-- Exercise data start --

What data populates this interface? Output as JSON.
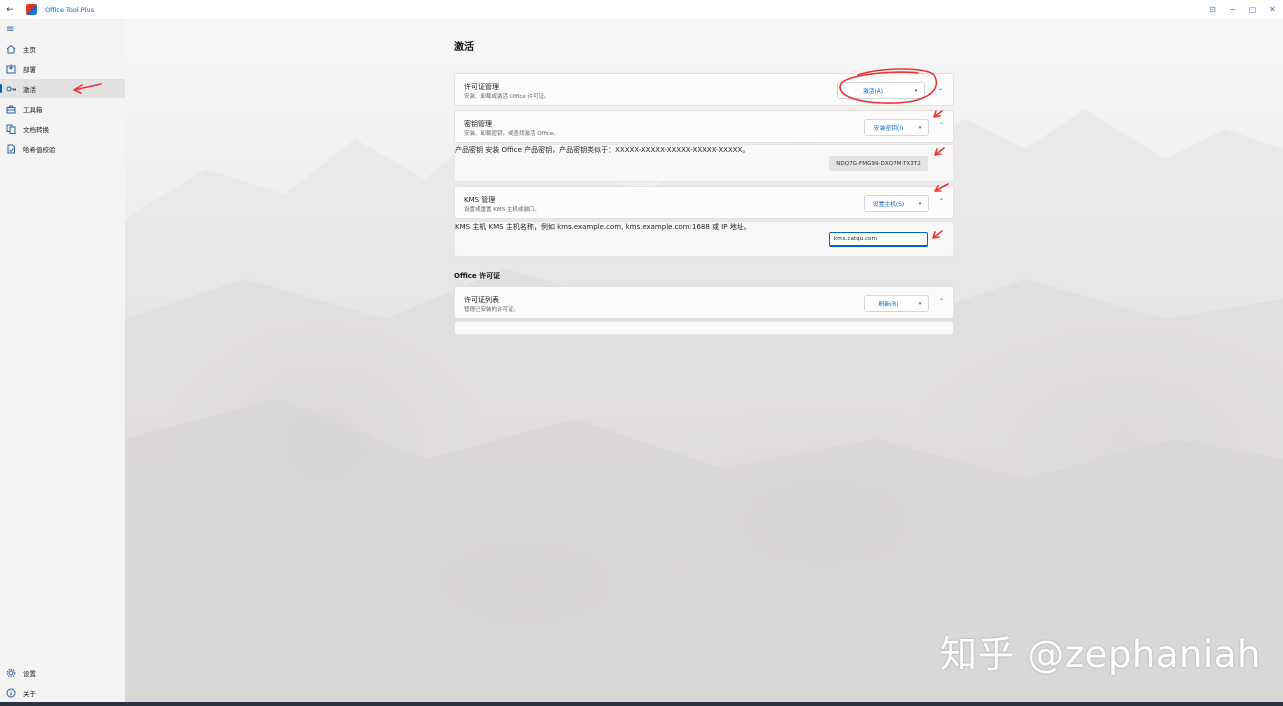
{
  "window": {
    "title": "Office Tool Plus",
    "controls": [
      "⊡",
      "−",
      "▢",
      "✕"
    ]
  },
  "sidebar": {
    "items": [
      {
        "label": "主页",
        "icon": "home-icon"
      },
      {
        "label": "部署",
        "icon": "deploy-icon"
      },
      {
        "label": "激活",
        "icon": "key-icon",
        "active": true
      },
      {
        "label": "工具箱",
        "icon": "toolbox-icon"
      },
      {
        "label": "文档转换",
        "icon": "document-convert-icon"
      },
      {
        "label": "哈希值校验",
        "icon": "hash-check-icon"
      }
    ],
    "footer": [
      {
        "label": "设置",
        "icon": "gear-icon"
      },
      {
        "label": "关于",
        "icon": "info-icon"
      }
    ]
  },
  "main": {
    "page_title": "激活",
    "license_mgmt": {
      "title": "许可证管理",
      "desc": "安装、卸载或激活 Office 许可证。",
      "button": "激活(A)"
    },
    "key_mgmt": {
      "title": "密钥管理",
      "desc": "安装、卸载密钥，或查找激活 Office。",
      "button": "安装密钥(I)"
    },
    "product_key": {
      "title": "产品密钥",
      "desc": "安装 Office 产品密钥，产品密钥类似于：XXXXX-XXXXX-XXXXX-XXXXX-XXXXX。",
      "value": "NDQ7G-FMG99-DXQ7M-TX3T2"
    },
    "kms_mgmt": {
      "title": "KMS 管理",
      "desc": "设置或重置 KMS 主机或端口。",
      "button": "设置主机(S)"
    },
    "kms_host": {
      "title": "KMS 主机",
      "desc": "KMS 主机名称，例如 kms.example.com, kms.example.com:1688 或 IP 地址。",
      "value": "kms.catqu.com"
    },
    "office_license_section": "Office 许可证",
    "license_list": {
      "title": "许可证列表",
      "desc": "管理已安装的许可证。",
      "button": "刷新(R)"
    }
  },
  "watermark": "知乎 @zephaniah",
  "colors": {
    "accent": "#0a63b8",
    "annotation": "#e53935"
  }
}
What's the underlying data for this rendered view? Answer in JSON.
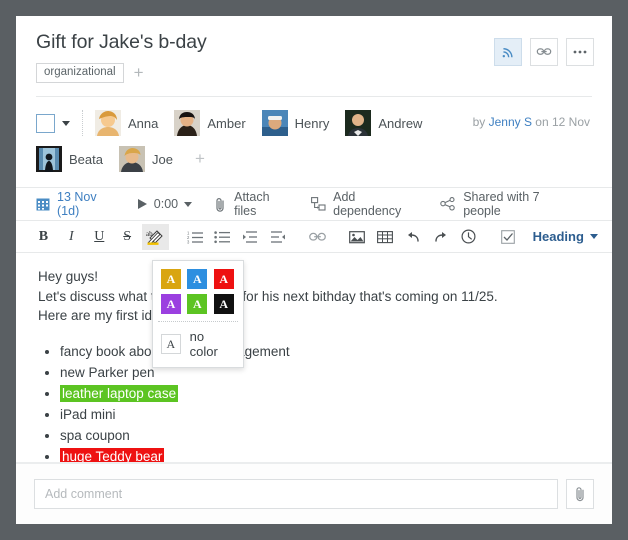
{
  "header": {
    "title": "Gift for Jake's b-day",
    "tag": "organizational",
    "tag_add": "+",
    "buttons": [
      {
        "name": "subscribe",
        "icon": "rss-icon"
      },
      {
        "name": "link",
        "icon": "link-icon"
      },
      {
        "name": "more",
        "icon": "ellipsis-icon"
      }
    ]
  },
  "assignees": {
    "row1": [
      {
        "name": "Anna"
      },
      {
        "name": "Amber"
      },
      {
        "name": "Henry"
      },
      {
        "name": "Andrew"
      }
    ],
    "row2": [
      {
        "name": "Beata"
      },
      {
        "name": "Joe"
      }
    ],
    "add_label": "+",
    "byline_prefix": "by ",
    "byline_author": "Jenny S",
    "byline_suffix": " on 12 Nov"
  },
  "meta": {
    "date": "13 Nov (1d)",
    "timer": "0:00",
    "attach": "Attach files",
    "dependency": "Add dependency",
    "shared": "Shared with 7 people"
  },
  "toolbar": {
    "bold": "B",
    "italic": "I",
    "underline": "U",
    "strike": "S",
    "heading": "Heading"
  },
  "editor": {
    "line1": "Hey guys!",
    "line2": "Let's discuss what to buy as a gift for his next bithday that's coming on 11/25.",
    "line3": "Here are my first ideas:",
    "items": [
      {
        "text": "fancy book about project management",
        "highlight": ""
      },
      {
        "text": "new Parker pen",
        "highlight": ""
      },
      {
        "text": "leather laptop case",
        "highlight": "#5cc422"
      },
      {
        "text": "iPad mini",
        "highlight": ""
      },
      {
        "text": "spa coupon",
        "highlight": ""
      },
      {
        "text": "huge Teddy bear",
        "highlight": "#ee1111"
      }
    ]
  },
  "color_menu": {
    "letter": "A",
    "swatches": [
      {
        "name": "gold",
        "color": "#d9a511"
      },
      {
        "name": "blue",
        "color": "#2d8fe0"
      },
      {
        "name": "red",
        "color": "#ee1111"
      },
      {
        "name": "purple",
        "color": "#9b3fe0"
      },
      {
        "name": "green",
        "color": "#5cc422"
      },
      {
        "name": "black",
        "color": "#111111"
      }
    ],
    "no_color_label": "no color"
  },
  "footer": {
    "comment_placeholder": "Add comment"
  }
}
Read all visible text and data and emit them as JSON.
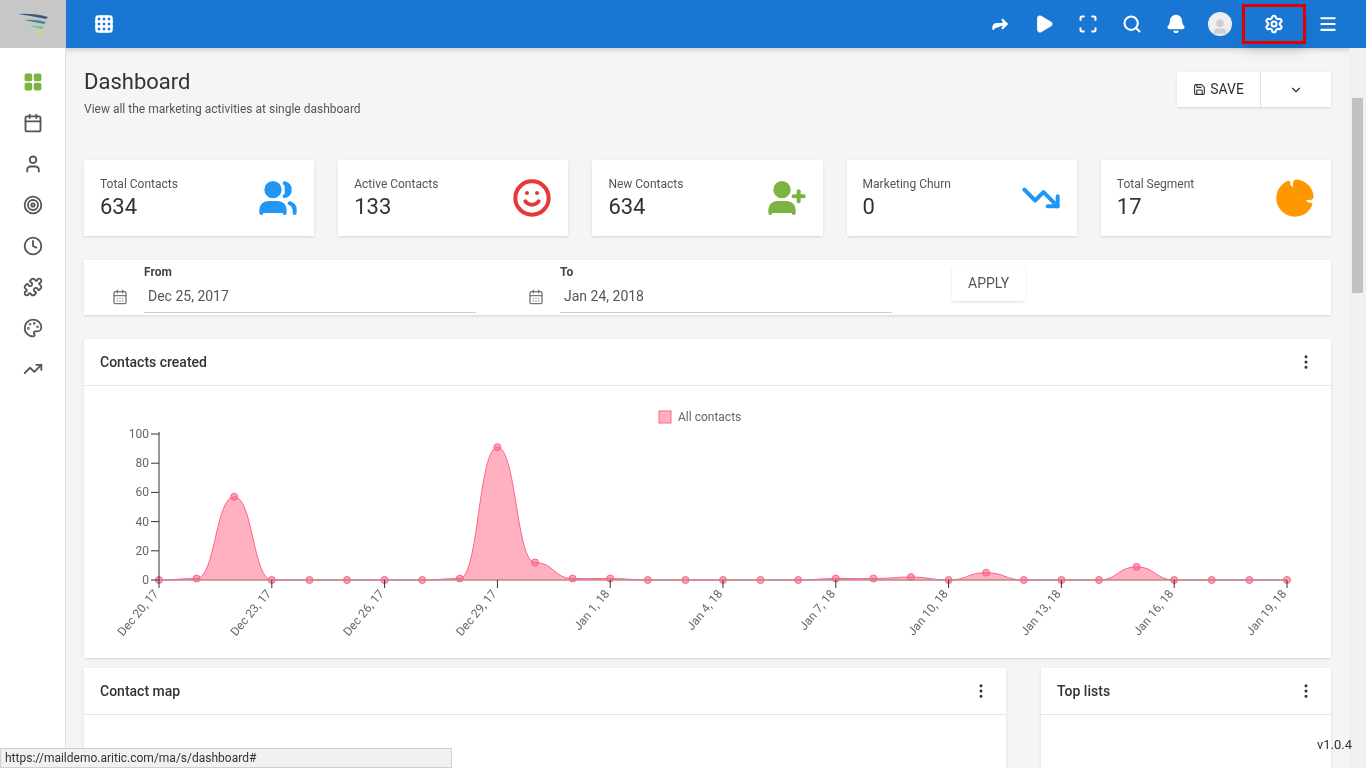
{
  "topbar": {
    "icons": [
      {
        "kind": "share",
        "highlighted": false
      },
      {
        "kind": "play",
        "highlighted": false
      },
      {
        "kind": "fullscreen",
        "highlighted": false
      },
      {
        "kind": "search",
        "highlighted": false
      },
      {
        "kind": "bell",
        "highlighted": false
      },
      {
        "kind": "avatar",
        "highlighted": false
      },
      {
        "kind": "settings",
        "highlighted": true
      },
      {
        "kind": "menu",
        "highlighted": false
      }
    ]
  },
  "sidebar": {
    "items": [
      {
        "kind": "dashboard",
        "selected": true
      },
      {
        "kind": "calendar",
        "selected": false
      },
      {
        "kind": "user",
        "selected": false
      },
      {
        "kind": "target",
        "selected": false
      },
      {
        "kind": "clock",
        "selected": false
      },
      {
        "kind": "puzzle",
        "selected": false
      },
      {
        "kind": "palette",
        "selected": false
      },
      {
        "kind": "chart",
        "selected": false
      }
    ]
  },
  "header": {
    "title": "Dashboard",
    "subtitle": "View all the marketing activities at single dashboard",
    "save_button": "SAVE"
  },
  "stats": [
    {
      "label": "Total Contacts",
      "value": "634",
      "kind": "users",
      "color": "#2196f3"
    },
    {
      "label": "Active Contacts",
      "value": "133",
      "kind": "face",
      "color": "#e53935"
    },
    {
      "label": "New Contacts",
      "value": "634",
      "kind": "user-plus",
      "color": "#7cb342"
    },
    {
      "label": "Marketing Churn",
      "value": "0",
      "kind": "trend-down",
      "color": "#2196f3"
    },
    {
      "label": "Total Segment",
      "value": "17",
      "kind": "pie",
      "color": "#ff9800"
    }
  ],
  "date_filter": {
    "from": {
      "label": "From",
      "value": "Dec 25, 2017"
    },
    "to": {
      "label": "To",
      "value": "Jan 24, 2018"
    },
    "apply_button": "APPLY"
  },
  "contacts_chart": {
    "title": "Contacts created",
    "chart_data": {
      "type": "area",
      "categories": [
        "Dec 20, 17",
        null,
        null,
        "Dec 23, 17",
        null,
        null,
        "Dec 26, 17",
        null,
        null,
        "Dec 29, 17",
        null,
        null,
        "Jan 1, 18",
        null,
        null,
        "Jan 4, 18",
        null,
        null,
        "Jan 7, 18",
        null,
        null,
        "Jan 10, 18",
        null,
        null,
        "Jan 13, 18",
        null,
        null,
        "Jan 16, 18",
        null,
        null,
        "Jan 19, 18"
      ],
      "series": [
        {
          "name": "All contacts",
          "color": "#ff6384",
          "values": [
            0,
            1,
            57,
            0,
            0,
            0,
            0,
            0,
            1,
            91,
            12,
            1,
            1,
            0,
            0,
            0,
            0,
            0,
            1,
            1,
            2,
            0,
            5,
            0,
            0,
            0,
            9,
            0,
            0,
            0,
            0
          ]
        }
      ],
      "ylim": [
        0,
        100
      ],
      "yticks": [
        0,
        20,
        40,
        60,
        80,
        100
      ]
    }
  },
  "bottom_cards": [
    {
      "title": "Contact map"
    },
    {
      "title": "Top lists"
    }
  ],
  "status_url": "https://maildemo.aritic.com/ma/s/dashboard#",
  "version": "v1.0.4"
}
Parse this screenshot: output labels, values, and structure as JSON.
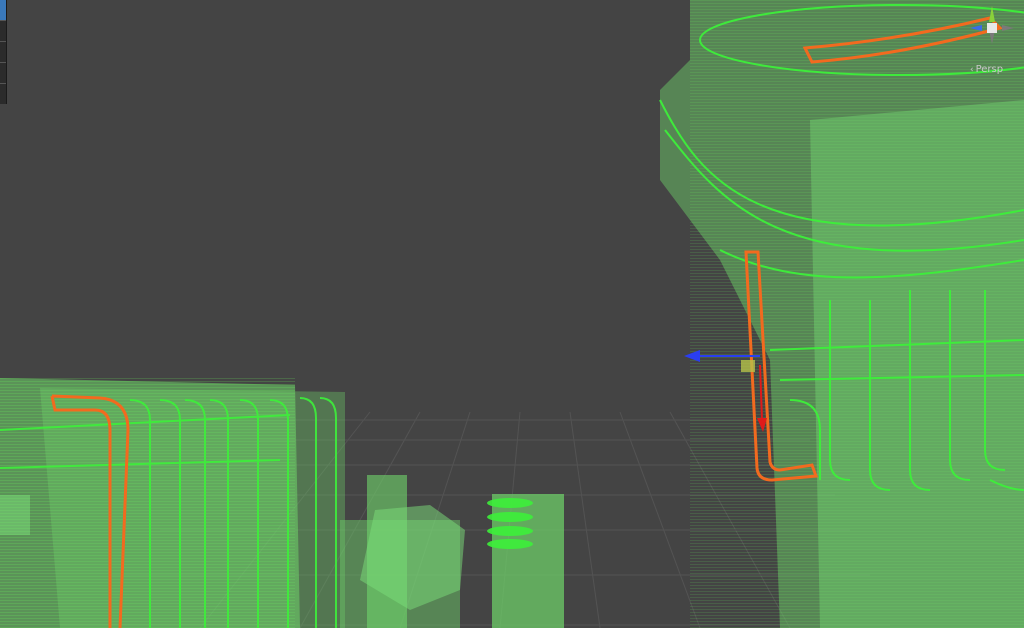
{
  "scene_view": {
    "projection_label": "Persp",
    "projection_icon": "chevron-left-icon"
  },
  "gizmo": {
    "icon": "orientation-gizmo-icon",
    "axis_colors": {
      "x": "#e03a3a",
      "y": "#8ad13a",
      "z": "#3a6ce8"
    }
  },
  "colors": {
    "background": "#444444",
    "grid": "#5a5a5a",
    "mesh_fill": "#6fd56a",
    "mesh_wire": "#3df03a",
    "selection_outline": "#f26a1f",
    "handle_blue": "#2a3ef0",
    "handle_red": "#e01a1a"
  }
}
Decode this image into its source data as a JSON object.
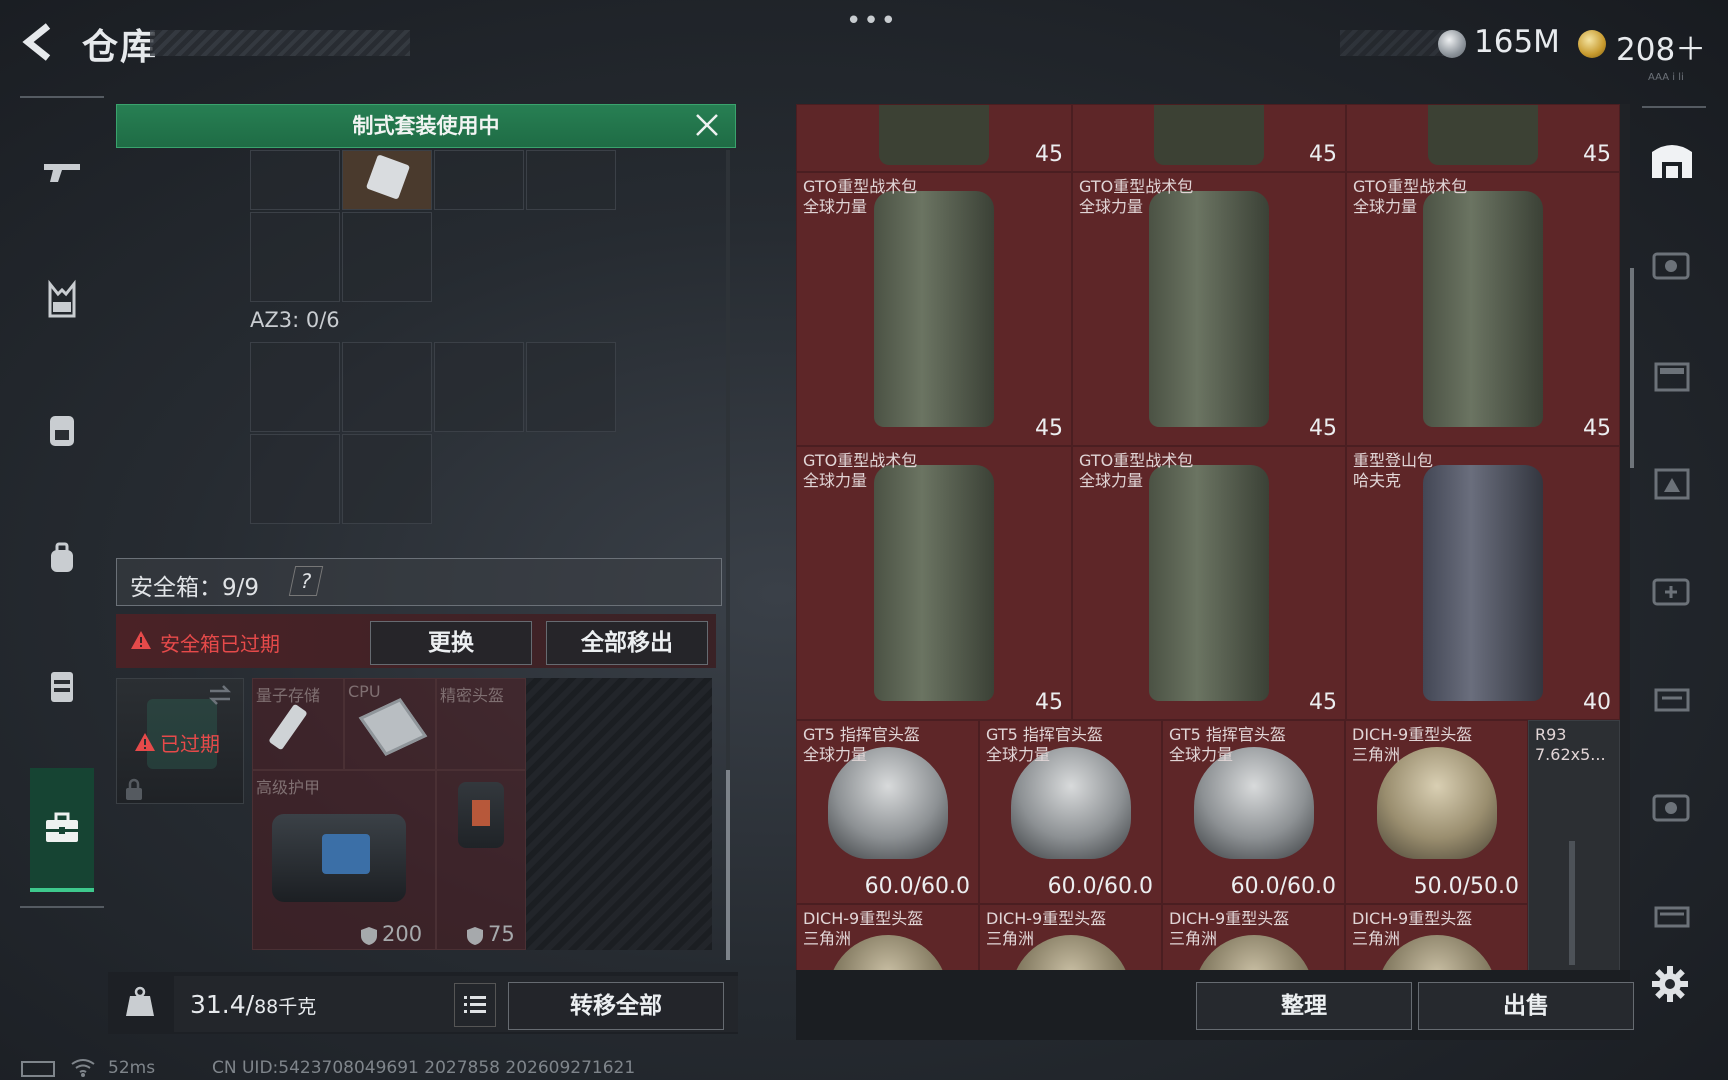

-- Exercise data end --

Count every line of the records that holds "this". State the number, nothing else.

## The output
4